WORK TO DO> Omit images. Retype all entries verbatim.

DATA SHOWN>
========

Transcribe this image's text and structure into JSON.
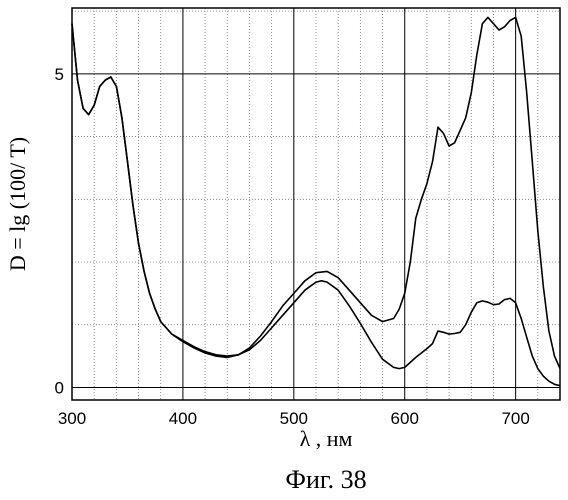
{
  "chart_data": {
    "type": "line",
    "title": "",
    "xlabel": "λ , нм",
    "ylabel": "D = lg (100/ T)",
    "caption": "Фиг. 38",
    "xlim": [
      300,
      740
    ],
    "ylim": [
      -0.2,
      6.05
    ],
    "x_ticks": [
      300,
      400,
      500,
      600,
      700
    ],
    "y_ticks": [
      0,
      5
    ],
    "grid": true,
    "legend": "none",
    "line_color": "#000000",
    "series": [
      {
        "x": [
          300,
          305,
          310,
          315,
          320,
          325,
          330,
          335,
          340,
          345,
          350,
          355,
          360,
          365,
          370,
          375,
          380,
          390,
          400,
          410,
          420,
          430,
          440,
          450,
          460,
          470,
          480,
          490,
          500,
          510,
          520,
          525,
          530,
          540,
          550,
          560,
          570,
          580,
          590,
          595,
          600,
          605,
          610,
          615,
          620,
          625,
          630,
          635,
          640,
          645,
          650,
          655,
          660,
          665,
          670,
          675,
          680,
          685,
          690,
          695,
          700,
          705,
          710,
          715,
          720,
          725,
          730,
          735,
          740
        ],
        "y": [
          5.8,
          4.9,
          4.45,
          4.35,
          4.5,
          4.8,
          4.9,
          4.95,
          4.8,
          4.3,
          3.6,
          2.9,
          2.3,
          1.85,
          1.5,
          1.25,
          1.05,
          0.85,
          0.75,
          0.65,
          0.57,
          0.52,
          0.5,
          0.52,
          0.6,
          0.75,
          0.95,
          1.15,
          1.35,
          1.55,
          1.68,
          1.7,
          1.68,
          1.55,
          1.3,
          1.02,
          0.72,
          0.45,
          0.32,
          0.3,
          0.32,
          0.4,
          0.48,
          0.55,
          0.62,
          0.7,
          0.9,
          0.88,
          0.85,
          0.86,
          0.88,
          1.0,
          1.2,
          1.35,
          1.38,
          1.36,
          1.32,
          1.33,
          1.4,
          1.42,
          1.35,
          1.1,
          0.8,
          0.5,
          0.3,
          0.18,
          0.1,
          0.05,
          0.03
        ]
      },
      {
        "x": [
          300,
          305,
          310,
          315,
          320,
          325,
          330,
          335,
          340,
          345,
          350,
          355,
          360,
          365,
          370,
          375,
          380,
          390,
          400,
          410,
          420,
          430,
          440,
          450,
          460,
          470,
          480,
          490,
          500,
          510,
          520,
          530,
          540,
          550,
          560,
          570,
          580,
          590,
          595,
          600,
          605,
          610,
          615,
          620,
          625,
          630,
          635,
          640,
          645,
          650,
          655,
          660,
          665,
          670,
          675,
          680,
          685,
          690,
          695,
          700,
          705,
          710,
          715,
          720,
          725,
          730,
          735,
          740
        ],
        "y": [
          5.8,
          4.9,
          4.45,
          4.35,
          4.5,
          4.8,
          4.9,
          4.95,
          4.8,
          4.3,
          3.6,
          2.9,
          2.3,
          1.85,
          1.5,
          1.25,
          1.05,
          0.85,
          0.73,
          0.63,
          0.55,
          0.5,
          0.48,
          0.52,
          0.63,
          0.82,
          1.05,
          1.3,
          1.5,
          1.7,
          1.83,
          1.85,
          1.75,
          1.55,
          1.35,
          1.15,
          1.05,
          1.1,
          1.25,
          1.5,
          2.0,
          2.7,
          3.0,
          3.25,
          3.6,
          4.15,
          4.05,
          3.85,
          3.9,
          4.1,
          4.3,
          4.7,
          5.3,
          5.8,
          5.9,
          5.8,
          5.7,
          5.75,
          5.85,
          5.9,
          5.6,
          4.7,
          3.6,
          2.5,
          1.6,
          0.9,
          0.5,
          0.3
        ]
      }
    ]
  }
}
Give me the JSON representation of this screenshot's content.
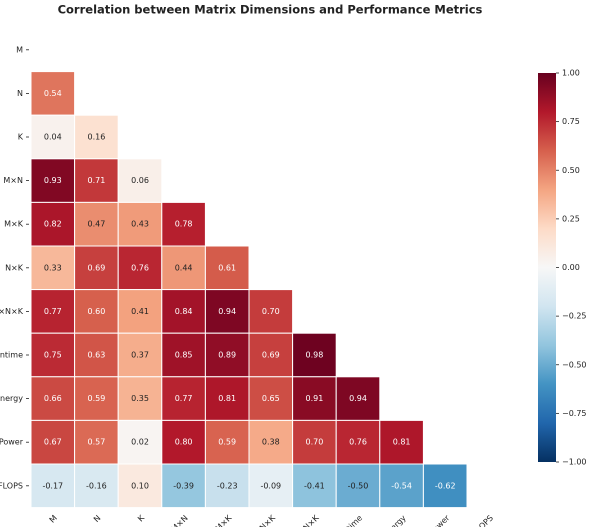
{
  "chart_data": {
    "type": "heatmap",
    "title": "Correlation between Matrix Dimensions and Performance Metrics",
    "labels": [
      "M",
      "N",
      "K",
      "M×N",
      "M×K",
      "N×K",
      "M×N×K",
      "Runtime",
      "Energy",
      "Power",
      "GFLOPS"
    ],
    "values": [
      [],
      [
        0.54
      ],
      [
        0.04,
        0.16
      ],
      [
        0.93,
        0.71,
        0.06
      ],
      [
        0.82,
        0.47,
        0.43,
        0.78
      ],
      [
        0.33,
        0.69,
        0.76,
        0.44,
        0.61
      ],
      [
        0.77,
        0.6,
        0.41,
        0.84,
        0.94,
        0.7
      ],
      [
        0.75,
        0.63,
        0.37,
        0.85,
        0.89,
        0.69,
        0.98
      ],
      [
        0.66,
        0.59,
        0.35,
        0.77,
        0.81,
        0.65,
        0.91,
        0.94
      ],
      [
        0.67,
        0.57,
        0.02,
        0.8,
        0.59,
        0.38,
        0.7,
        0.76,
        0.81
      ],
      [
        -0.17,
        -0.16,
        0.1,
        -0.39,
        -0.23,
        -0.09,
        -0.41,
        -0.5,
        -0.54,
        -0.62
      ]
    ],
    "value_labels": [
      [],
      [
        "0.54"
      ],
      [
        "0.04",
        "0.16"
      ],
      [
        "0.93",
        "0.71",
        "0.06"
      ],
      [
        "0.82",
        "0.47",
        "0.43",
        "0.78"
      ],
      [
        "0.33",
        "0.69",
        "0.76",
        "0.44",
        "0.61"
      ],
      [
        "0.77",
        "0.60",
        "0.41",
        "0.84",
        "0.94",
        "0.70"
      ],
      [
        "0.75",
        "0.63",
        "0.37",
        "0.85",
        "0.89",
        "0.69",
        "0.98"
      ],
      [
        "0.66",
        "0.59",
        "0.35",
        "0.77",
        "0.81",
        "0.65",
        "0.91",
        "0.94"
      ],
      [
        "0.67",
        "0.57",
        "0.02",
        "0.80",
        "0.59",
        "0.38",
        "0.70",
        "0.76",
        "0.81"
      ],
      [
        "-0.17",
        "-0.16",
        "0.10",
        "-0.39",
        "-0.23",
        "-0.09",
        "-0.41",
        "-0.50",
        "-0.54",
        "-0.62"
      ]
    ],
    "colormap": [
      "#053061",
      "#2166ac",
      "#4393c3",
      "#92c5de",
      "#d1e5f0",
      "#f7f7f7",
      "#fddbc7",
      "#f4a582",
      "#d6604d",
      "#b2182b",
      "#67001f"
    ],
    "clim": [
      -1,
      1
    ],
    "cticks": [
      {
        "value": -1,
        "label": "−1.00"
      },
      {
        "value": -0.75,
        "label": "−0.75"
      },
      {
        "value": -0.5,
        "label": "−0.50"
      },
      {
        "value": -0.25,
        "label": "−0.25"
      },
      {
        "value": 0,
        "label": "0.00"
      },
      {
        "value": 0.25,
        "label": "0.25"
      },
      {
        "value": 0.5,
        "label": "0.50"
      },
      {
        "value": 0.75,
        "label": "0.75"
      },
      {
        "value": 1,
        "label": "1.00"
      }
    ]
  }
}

========

EXERCISE OUTPUT>
Transcribe this image's text and structure into JSON.
{
  "chart_data": {
    "type": "line",
    "title": "",
    "xlabel": "λ , нм",
    "ylabel": "D = lg (100/ T)",
    "caption": "Фиг. 38",
    "xlim": [
      300,
      740
    ],
    "ylim": [
      -0.2,
      6.05
    ],
    "x_ticks": [
      300,
      400,
      500,
      600,
      700
    ],
    "y_ticks": [
      0,
      5
    ],
    "grid": true,
    "legend": "none",
    "line_color": "#000000",
    "series": [
      {
        "x": [
          300,
          305,
          310,
          315,
          320,
          325,
          330,
          335,
          340,
          345,
          350,
          355,
          360,
          365,
          370,
          375,
          380,
          390,
          400,
          410,
          420,
          430,
          440,
          450,
          460,
          470,
          480,
          490,
          500,
          510,
          520,
          525,
          530,
          540,
          550,
          560,
          570,
          580,
          590,
          595,
          600,
          605,
          610,
          615,
          620,
          625,
          630,
          635,
          640,
          645,
          650,
          655,
          660,
          665,
          670,
          675,
          680,
          685,
          690,
          695,
          700,
          705,
          710,
          715,
          720,
          725,
          730,
          735,
          740
        ],
        "y": [
          5.8,
          4.9,
          4.45,
          4.35,
          4.5,
          4.8,
          4.9,
          4.95,
          4.8,
          4.3,
          3.6,
          2.9,
          2.3,
          1.85,
          1.5,
          1.25,
          1.05,
          0.85,
          0.75,
          0.65,
          0.57,
          0.52,
          0.5,
          0.52,
          0.6,
          0.75,
          0.95,
          1.15,
          1.35,
          1.55,
          1.68,
          1.7,
          1.68,
          1.55,
          1.3,
          1.02,
          0.72,
          0.45,
          0.32,
          0.3,
          0.32,
          0.4,
          0.48,
          0.55,
          0.62,
          0.7,
          0.9,
          0.88,
          0.85,
          0.86,
          0.88,
          1.0,
          1.2,
          1.35,
          1.38,
          1.36,
          1.32,
          1.33,
          1.4,
          1.42,
          1.35,
          1.1,
          0.8,
          0.5,
          0.3,
          0.18,
          0.1,
          0.05,
          0.03
        ]
      },
      {
        "x": [
          300,
          305,
          310,
          315,
          320,
          325,
          330,
          335,
          340,
          345,
          350,
          355,
          360,
          365,
          370,
          375,
          380,
          390,
          400,
          410,
          420,
          430,
          440,
          450,
          460,
          470,
          480,
          490,
          500,
          510,
          520,
          530,
          540,
          550,
          560,
          570,
          580,
          590,
          595,
          600,
          605,
          610,
          615,
          620,
          625,
          630,
          635,
          640,
          645,
          650,
          655,
          660,
          665,
          670,
          675,
          680,
          685,
          690,
          695,
          700,
          705,
          710,
          715,
          720,
          725,
          730,
          735,
          740
        ],
        "y": [
          5.8,
          4.9,
          4.45,
          4.35,
          4.5,
          4.8,
          4.9,
          4.95,
          4.8,
          4.3,
          3.6,
          2.9,
          2.3,
          1.85,
          1.5,
          1.25,
          1.05,
          0.85,
          0.73,
          0.63,
          0.55,
          0.5,
          0.48,
          0.52,
          0.63,
          0.82,
          1.05,
          1.3,
          1.5,
          1.7,
          1.83,
          1.85,
          1.75,
          1.55,
          1.35,
          1.15,
          1.05,
          1.1,
          1.25,
          1.5,
          2.0,
          2.7,
          3.0,
          3.25,
          3.6,
          4.15,
          4.05,
          3.85,
          3.9,
          4.1,
          4.3,
          4.7,
          5.3,
          5.8,
          5.9,
          5.8,
          5.7,
          5.75,
          5.85,
          5.9,
          5.6,
          4.7,
          3.6,
          2.5,
          1.6,
          0.9,
          0.5,
          0.3
        ]
      }
    ]
  }
}
Give me the JSON representation of this screenshot's content.
{
  "chart_data": {
    "type": "heatmap",
    "title": "Correlation between Matrix Dimensions and Performance Metrics",
    "labels": [
      "M",
      "N",
      "K",
      "M×N",
      "M×K",
      "N×K",
      "M×N×K",
      "Runtime",
      "Energy",
      "Power",
      "GFLOPS"
    ],
    "values": [
      [],
      [
        0.54
      ],
      [
        0.04,
        0.16
      ],
      [
        0.93,
        0.71,
        0.06
      ],
      [
        0.82,
        0.47,
        0.43,
        0.78
      ],
      [
        0.33,
        0.69,
        0.76,
        0.44,
        0.61
      ],
      [
        0.77,
        0.6,
        0.41,
        0.84,
        0.94,
        0.7
      ],
      [
        0.75,
        0.63,
        0.37,
        0.85,
        0.89,
        0.69,
        0.98
      ],
      [
        0.66,
        0.59,
        0.35,
        0.77,
        0.81,
        0.65,
        0.91,
        0.94
      ],
      [
        0.67,
        0.57,
        0.02,
        0.8,
        0.59,
        0.38,
        0.7,
        0.76,
        0.81
      ],
      [
        -0.17,
        -0.16,
        0.1,
        -0.39,
        -0.23,
        -0.09,
        -0.41,
        -0.5,
        -0.54,
        -0.62
      ]
    ],
    "value_labels": [
      [],
      [
        "0.54"
      ],
      [
        "0.04",
        "0.16"
      ],
      [
        "0.93",
        "0.71",
        "0.06"
      ],
      [
        "0.82",
        "0.47",
        "0.43",
        "0.78"
      ],
      [
        "0.33",
        "0.69",
        "0.76",
        "0.44",
        "0.61"
      ],
      [
        "0.77",
        "0.60",
        "0.41",
        "0.84",
        "0.94",
        "0.70"
      ],
      [
        "0.75",
        "0.63",
        "0.37",
        "0.85",
        "0.89",
        "0.69",
        "0.98"
      ],
      [
        "0.66",
        "0.59",
        "0.35",
        "0.77",
        "0.81",
        "0.65",
        "0.91",
        "0.94"
      ],
      [
        "0.67",
        "0.57",
        "0.02",
        "0.80",
        "0.59",
        "0.38",
        "0.70",
        "0.76",
        "0.81"
      ],
      [
        "-0.17",
        "-0.16",
        "0.10",
        "-0.39",
        "-0.23",
        "-0.09",
        "-0.41",
        "-0.50",
        "-0.54",
        "-0.62"
      ]
    ],
    "colormap": [
      "#053061",
      "#2166ac",
      "#4393c3",
      "#92c5de",
      "#d1e5f0",
      "#f7f7f7",
      "#fddbc7",
      "#f4a582",
      "#d6604d",
      "#b2182b",
      "#67001f"
    ],
    "clim": [
      -1,
      1
    ],
    "cticks": [
      {
        "value": -1,
        "label": "−1.00"
      },
      {
        "value": -0.75,
        "label": "−0.75"
      },
      {
        "value": -0.5,
        "label": "−0.50"
      },
      {
        "value": -0.25,
        "label": "−0.25"
      },
      {
        "value": 0,
        "label": "0.00"
      },
      {
        "value": 0.25,
        "label": "0.25"
      },
      {
        "value": 0.5,
        "label": "0.50"
      },
      {
        "value": 0.75,
        "label": "0.75"
      },
      {
        "value": 1,
        "label": "1.00"
      }
    ]
  }
}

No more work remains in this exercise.